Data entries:

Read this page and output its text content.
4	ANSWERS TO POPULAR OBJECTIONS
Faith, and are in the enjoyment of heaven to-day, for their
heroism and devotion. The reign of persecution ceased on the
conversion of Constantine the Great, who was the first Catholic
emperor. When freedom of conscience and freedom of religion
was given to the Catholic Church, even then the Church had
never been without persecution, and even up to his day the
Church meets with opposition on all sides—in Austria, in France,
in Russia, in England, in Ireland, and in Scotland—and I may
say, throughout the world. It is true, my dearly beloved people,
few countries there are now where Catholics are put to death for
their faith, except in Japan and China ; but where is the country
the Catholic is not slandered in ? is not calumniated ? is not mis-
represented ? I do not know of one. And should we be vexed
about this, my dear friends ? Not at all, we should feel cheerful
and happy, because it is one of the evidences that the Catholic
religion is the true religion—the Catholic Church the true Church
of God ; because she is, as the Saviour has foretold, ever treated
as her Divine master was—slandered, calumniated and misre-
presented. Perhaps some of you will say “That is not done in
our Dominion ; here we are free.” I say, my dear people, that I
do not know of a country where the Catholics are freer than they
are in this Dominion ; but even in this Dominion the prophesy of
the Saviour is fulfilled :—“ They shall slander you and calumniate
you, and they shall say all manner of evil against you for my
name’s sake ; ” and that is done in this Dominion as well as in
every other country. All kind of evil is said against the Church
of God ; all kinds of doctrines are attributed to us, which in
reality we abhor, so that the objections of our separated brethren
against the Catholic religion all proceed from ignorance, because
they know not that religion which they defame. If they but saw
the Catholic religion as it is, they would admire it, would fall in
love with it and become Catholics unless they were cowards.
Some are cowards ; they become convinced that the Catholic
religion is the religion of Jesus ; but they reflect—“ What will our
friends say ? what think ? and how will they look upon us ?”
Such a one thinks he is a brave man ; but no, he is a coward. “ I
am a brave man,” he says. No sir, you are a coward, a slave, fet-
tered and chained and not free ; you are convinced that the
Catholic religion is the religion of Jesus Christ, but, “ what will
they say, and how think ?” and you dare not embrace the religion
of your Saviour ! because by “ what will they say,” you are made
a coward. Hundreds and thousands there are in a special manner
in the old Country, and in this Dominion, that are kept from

**Prompt**
Gather each line holding the string "calumniated".

**Reply**
the Catholic is not slandered in ? is not calumniated ? is not mis-
as her Divine master was—slandered, calumniated and misre-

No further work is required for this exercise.